> DO THIS:
Give only one thing: the number of lines that include the word "median".

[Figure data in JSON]
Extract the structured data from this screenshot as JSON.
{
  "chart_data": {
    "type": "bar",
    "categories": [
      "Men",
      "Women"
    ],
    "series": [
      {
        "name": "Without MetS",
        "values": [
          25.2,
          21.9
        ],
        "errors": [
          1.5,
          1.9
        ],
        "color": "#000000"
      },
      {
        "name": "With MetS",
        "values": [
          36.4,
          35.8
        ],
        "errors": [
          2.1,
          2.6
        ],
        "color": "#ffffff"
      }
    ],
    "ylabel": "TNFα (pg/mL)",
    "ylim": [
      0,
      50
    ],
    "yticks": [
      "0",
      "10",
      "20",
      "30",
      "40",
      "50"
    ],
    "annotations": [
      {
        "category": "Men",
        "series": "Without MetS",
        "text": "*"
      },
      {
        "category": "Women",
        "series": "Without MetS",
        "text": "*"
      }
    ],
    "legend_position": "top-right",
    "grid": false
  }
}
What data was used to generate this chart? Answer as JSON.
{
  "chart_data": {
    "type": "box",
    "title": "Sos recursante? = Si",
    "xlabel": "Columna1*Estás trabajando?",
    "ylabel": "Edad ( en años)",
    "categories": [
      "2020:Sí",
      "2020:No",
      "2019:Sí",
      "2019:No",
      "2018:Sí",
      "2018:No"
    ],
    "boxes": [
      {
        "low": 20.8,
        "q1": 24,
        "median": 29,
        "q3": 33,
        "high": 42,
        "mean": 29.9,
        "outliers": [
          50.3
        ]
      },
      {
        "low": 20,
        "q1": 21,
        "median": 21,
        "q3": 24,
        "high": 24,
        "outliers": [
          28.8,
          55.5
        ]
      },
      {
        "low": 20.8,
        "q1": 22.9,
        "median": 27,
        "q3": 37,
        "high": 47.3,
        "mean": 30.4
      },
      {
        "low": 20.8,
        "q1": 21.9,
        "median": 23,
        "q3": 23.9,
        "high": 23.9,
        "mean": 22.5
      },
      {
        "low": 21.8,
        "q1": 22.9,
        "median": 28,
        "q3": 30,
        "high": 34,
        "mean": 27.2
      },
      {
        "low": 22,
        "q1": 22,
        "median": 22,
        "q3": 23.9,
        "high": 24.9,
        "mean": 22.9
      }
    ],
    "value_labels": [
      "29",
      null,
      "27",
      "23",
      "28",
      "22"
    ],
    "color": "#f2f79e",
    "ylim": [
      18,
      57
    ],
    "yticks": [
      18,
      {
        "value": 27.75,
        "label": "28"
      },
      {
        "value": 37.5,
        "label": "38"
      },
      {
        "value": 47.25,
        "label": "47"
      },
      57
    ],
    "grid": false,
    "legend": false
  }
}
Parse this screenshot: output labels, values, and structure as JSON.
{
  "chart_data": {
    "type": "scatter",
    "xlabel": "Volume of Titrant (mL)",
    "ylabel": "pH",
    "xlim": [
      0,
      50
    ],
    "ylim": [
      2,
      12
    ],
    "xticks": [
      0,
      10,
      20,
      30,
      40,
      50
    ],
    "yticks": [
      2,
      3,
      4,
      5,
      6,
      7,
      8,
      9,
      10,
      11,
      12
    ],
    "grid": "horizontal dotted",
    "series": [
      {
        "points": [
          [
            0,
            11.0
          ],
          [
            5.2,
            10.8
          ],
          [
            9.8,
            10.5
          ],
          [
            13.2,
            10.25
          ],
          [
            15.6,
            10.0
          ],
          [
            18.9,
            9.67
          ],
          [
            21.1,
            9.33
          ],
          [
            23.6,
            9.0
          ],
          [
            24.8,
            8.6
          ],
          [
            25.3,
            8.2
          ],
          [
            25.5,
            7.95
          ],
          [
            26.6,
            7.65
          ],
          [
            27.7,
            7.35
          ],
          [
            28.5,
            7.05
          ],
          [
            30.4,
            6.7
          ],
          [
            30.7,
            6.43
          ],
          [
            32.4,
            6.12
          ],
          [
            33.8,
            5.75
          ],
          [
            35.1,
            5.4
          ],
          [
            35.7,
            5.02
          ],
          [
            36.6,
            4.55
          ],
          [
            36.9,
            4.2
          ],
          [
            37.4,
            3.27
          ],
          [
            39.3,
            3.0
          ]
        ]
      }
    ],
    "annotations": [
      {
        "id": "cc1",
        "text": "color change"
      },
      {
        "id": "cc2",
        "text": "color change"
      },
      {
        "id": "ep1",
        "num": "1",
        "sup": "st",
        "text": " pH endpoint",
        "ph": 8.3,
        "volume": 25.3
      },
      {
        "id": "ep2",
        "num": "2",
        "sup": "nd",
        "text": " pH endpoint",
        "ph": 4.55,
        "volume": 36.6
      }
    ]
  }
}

> RESULT FOR THIS TASK:
6